REQUIREMENT: Quote, please, the line with "Give me the", the line with "What data populates", and every line between them, exactly and with nothing else.

EXERCISE INPUT:
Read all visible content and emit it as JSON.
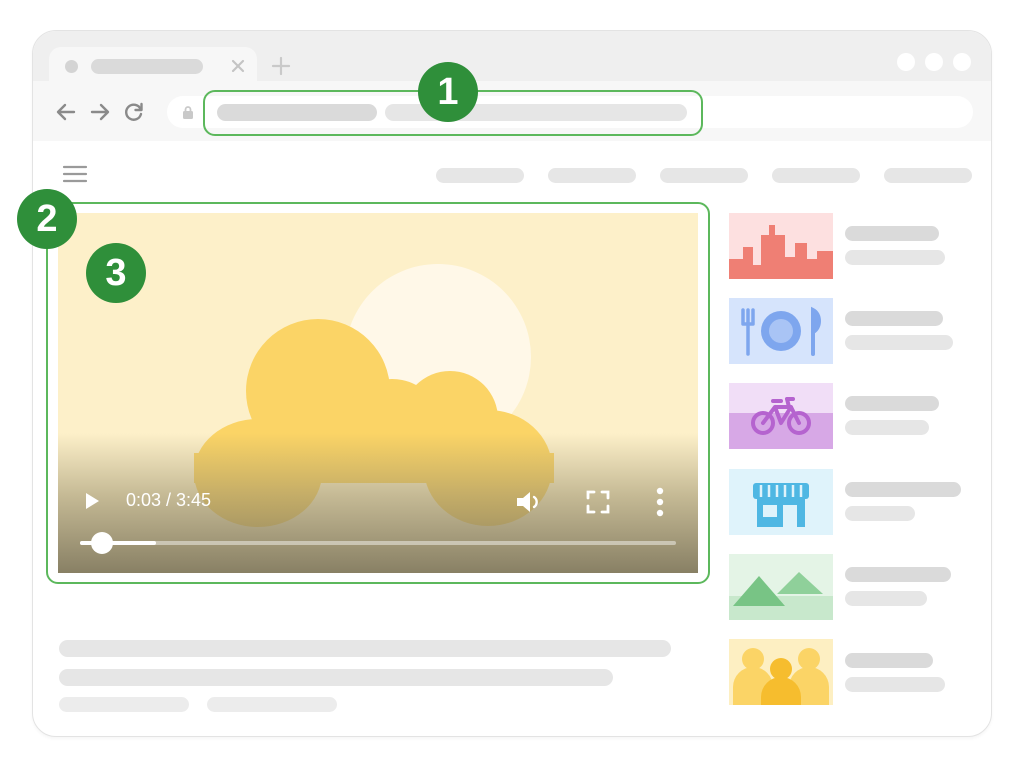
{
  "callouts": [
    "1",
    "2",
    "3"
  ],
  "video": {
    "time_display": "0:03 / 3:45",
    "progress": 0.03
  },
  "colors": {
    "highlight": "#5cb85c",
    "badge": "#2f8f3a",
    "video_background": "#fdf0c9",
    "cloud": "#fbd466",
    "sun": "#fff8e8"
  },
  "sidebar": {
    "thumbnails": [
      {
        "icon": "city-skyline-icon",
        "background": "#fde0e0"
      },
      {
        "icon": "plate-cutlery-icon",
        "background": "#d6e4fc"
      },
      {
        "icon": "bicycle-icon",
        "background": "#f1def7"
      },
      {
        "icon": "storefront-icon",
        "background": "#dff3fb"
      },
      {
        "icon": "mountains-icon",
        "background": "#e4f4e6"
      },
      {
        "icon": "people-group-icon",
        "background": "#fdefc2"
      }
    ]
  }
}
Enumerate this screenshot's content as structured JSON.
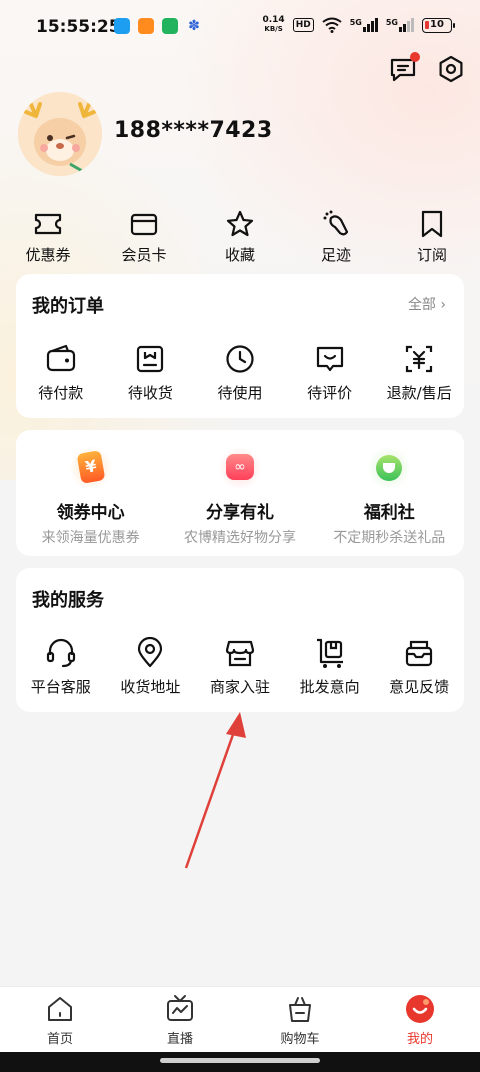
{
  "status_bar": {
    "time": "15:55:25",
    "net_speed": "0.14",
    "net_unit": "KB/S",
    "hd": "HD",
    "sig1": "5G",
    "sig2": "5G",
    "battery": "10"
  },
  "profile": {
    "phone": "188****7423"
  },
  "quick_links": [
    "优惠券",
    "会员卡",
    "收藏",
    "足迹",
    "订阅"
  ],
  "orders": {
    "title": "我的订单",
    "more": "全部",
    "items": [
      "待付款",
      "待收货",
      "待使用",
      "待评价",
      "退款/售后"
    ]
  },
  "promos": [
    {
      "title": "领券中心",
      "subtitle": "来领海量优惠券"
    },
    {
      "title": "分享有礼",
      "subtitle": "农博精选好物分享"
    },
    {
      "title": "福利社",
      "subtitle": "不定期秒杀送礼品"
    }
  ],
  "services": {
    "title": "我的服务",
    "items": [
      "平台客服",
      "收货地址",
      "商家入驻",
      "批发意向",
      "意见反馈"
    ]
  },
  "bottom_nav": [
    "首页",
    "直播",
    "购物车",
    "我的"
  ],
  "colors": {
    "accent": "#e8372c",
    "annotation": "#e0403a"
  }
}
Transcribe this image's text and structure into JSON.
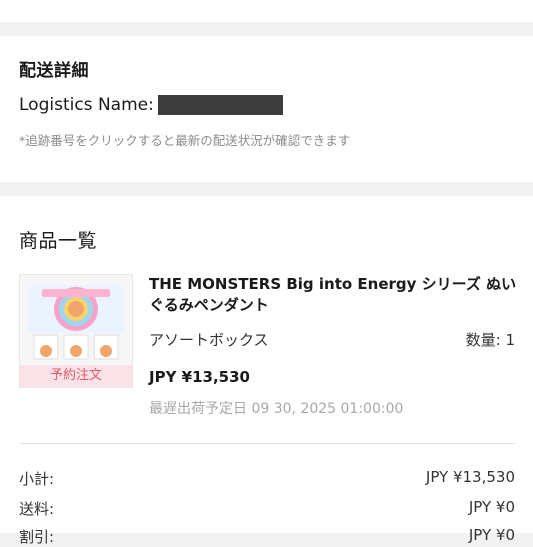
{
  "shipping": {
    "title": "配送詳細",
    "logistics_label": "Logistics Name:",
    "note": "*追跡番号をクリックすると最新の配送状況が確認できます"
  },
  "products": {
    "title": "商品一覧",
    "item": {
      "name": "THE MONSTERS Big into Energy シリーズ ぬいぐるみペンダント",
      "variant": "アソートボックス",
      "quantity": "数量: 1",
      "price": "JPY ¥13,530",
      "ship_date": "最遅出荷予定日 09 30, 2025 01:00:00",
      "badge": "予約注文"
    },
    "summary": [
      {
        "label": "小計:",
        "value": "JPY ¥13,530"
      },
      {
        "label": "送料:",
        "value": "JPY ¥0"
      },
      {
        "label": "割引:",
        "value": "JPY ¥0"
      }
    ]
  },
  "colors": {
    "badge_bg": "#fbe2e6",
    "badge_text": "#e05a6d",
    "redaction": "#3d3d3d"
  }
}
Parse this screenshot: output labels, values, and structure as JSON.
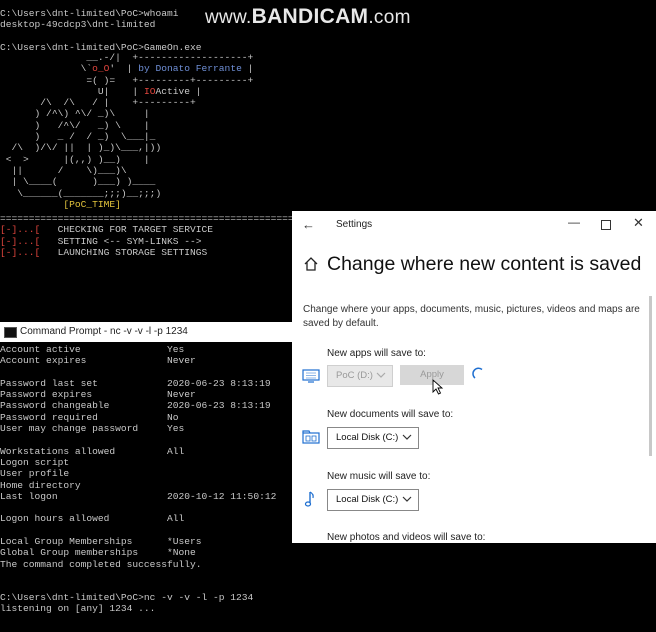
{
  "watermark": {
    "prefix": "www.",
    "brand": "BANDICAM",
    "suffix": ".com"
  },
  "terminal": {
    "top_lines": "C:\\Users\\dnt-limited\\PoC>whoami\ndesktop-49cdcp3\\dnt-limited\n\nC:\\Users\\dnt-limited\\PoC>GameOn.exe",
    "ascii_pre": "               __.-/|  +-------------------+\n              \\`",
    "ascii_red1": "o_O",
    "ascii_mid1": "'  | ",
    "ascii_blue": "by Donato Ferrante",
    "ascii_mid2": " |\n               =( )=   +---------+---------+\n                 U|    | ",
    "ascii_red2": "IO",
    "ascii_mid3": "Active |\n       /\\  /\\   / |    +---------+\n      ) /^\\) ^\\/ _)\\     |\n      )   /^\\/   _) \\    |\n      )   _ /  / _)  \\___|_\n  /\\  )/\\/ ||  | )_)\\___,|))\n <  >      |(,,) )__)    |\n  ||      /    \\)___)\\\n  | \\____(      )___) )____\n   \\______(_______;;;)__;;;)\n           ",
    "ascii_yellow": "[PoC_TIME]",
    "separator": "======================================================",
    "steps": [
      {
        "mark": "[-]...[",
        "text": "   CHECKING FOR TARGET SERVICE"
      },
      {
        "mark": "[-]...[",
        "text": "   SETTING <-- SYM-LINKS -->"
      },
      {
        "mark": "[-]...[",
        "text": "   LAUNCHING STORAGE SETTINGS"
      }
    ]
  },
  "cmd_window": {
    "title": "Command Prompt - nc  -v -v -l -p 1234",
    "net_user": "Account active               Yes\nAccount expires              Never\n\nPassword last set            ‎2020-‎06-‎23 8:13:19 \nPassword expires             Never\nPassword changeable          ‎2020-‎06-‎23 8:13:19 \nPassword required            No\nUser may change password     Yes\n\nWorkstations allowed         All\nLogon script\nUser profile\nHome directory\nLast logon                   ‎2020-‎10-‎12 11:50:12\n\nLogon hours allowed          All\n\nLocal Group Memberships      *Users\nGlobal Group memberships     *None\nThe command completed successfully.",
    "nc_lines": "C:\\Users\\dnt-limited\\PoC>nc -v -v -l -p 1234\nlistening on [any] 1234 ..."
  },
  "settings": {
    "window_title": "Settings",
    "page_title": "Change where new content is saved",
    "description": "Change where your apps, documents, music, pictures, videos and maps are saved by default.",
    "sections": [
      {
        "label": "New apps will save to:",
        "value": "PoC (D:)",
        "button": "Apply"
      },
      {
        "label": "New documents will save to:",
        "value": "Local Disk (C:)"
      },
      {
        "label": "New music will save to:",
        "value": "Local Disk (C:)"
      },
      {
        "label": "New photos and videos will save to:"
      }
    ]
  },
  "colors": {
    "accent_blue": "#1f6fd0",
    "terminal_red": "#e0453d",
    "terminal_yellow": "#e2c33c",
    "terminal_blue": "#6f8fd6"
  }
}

...

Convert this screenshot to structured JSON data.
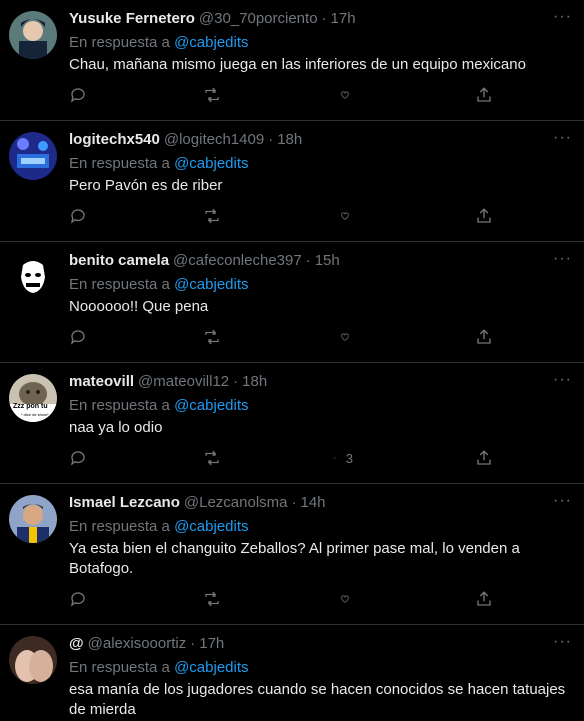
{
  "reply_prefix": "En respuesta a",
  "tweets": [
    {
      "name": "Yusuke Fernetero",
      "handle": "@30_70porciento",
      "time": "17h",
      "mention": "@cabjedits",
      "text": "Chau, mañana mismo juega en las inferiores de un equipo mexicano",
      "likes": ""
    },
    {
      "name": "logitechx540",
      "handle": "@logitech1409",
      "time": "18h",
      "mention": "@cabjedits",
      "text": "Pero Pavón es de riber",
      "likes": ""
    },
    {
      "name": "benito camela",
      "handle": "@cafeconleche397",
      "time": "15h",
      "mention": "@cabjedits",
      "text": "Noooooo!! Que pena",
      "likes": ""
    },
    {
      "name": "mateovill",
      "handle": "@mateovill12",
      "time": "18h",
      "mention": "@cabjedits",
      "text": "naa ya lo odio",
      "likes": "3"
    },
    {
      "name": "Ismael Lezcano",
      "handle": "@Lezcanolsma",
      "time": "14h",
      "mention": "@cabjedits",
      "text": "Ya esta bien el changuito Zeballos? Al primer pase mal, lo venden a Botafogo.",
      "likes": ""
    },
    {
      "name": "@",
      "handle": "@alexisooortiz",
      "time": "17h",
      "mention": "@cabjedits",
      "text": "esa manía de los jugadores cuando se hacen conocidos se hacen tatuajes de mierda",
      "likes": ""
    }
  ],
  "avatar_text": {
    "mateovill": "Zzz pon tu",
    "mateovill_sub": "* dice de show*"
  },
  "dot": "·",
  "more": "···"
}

==

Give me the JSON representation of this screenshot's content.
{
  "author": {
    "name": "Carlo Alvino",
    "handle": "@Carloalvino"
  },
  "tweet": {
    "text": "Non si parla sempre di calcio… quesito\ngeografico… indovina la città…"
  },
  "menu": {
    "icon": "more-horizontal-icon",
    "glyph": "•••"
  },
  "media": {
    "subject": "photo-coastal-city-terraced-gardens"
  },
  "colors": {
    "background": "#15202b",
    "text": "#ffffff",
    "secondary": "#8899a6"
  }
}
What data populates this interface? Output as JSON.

SOLUTION:
Give me the JSON representation of this screenshot's content.
{
  "author": {
    "name": "Carlo Alvino",
    "handle": "@Carloalvino"
  },
  "tweet": {
    "text": "Non si parla sempre di calcio… quesito\ngeografico… indovina la città…"
  },
  "menu": {
    "icon": "more-horizontal-icon",
    "glyph": "•••"
  },
  "media": {
    "subject": "photo-coastal-city-terraced-gardens"
  },
  "colors": {
    "background": "#15202b",
    "text": "#ffffff",
    "secondary": "#8899a6"
  }
}
What data populates this interface? Output as JSON.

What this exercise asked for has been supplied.